■ **WHAT YOU WILL DO**:
Reproduce every record below exactly as written, leaving out any pictures.

■ **INPUT DATA**:
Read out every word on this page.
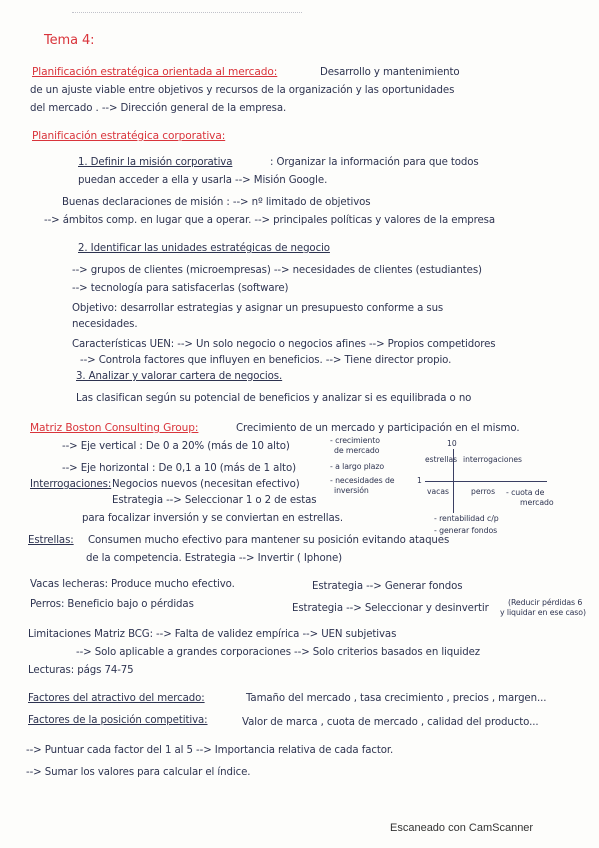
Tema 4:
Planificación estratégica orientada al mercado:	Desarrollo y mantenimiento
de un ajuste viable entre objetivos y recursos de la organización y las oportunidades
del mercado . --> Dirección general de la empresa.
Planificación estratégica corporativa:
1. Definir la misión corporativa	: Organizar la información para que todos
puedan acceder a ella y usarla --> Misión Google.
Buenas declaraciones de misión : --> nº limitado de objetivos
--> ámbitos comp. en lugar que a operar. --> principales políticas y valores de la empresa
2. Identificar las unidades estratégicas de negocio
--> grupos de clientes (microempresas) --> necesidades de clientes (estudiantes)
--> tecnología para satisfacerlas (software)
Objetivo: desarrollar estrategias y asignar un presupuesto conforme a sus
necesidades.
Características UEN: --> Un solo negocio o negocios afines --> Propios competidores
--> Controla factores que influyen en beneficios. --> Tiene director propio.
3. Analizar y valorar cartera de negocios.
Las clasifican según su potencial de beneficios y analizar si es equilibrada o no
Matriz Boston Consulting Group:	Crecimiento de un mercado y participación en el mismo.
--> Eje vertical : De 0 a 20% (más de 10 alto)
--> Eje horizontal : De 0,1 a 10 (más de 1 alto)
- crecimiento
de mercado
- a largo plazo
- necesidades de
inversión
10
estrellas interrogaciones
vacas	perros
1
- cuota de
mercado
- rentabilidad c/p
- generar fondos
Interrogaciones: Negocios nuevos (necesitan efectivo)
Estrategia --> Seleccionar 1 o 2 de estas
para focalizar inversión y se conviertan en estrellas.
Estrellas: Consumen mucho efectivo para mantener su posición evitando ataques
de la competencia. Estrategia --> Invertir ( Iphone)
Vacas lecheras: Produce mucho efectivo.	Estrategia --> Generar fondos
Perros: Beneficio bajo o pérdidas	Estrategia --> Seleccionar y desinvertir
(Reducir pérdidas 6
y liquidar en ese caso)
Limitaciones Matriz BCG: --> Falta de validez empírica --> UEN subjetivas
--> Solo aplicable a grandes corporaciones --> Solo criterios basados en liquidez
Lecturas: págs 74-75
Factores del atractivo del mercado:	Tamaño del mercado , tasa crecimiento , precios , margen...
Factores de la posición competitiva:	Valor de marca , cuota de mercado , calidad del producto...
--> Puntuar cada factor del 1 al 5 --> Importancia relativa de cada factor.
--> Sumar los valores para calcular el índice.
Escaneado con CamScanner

■ **WRITTEN ANSWER**:
Read out every word on this page.
Tema 4:
Planificación estratégica orientada al mercado:	Desarrollo y mantenimiento
de un ajuste viable entre objetivos y recursos de la organización y las oportunidades
del mercado . --> Dirección general de la empresa.
Planificación estratégica corporativa:
1. Definir la misión corporativa	: Organizar la información para que todos
puedan acceder a ella y usarla --> Misión Google.
Buenas declaraciones de misión : --> nº limitado de objetivos
--> ámbitos comp. en lugar que a operar. --> principales políticas y valores de la empresa
2. Identificar las unidades estratégicas de negocio
--> grupos de clientes (microempresas) --> necesidades de clientes (estudiantes)
--> tecnología para satisfacerlas (software)
Objetivo: desarrollar estrategias y asignar un presupuesto conforme a sus
necesidades.
Características UEN: --> Un solo negocio o negocios afines --> Propios competidores
--> Controla factores que influyen en beneficios. --> Tiene director propio.
3. Analizar y valorar cartera de negocios.
Las clasifican según su potencial de beneficios y analizar si es equilibrada o no
Matriz Boston Consulting Group:	Crecimiento de un mercado y participación en el mismo.
--> Eje vertical : De 0 a 20% (más de 10 alto)
--> Eje horizontal : De 0,1 a 10 (más de 1 alto)
- crecimiento
de mercado
- a largo plazo
- necesidades de
inversión
10
estrellas interrogaciones
vacas	perros
1
- cuota de
mercado
- rentabilidad c/p
- generar fondos
Interrogaciones: Negocios nuevos (necesitan efectivo)
Estrategia --> Seleccionar 1 o 2 de estas
para focalizar inversión y se conviertan en estrellas.
Estrellas: Consumen mucho efectivo para mantener su posición evitando ataques
de la competencia. Estrategia --> Invertir ( Iphone)
Vacas lecheras: Produce mucho efectivo.	Estrategia --> Generar fondos
Perros: Beneficio bajo o pérdidas	Estrategia --> Seleccionar y desinvertir
(Reducir pérdidas 6
y liquidar en ese caso)
Limitaciones Matriz BCG: --> Falta de validez empírica --> UEN subjetivas
--> Solo aplicable a grandes corporaciones --> Solo criterios basados en liquidez
Lecturas: págs 74-75
Factores del atractivo del mercado:	Tamaño del mercado , tasa crecimiento , precios , margen...
Factores de la posición competitiva:	Valor de marca , cuota de mercado , calidad del producto...
--> Puntuar cada factor del 1 al 5 --> Importancia relativa de cada factor.
--> Sumar los valores para calcular el índice.
Escaneado con CamScanner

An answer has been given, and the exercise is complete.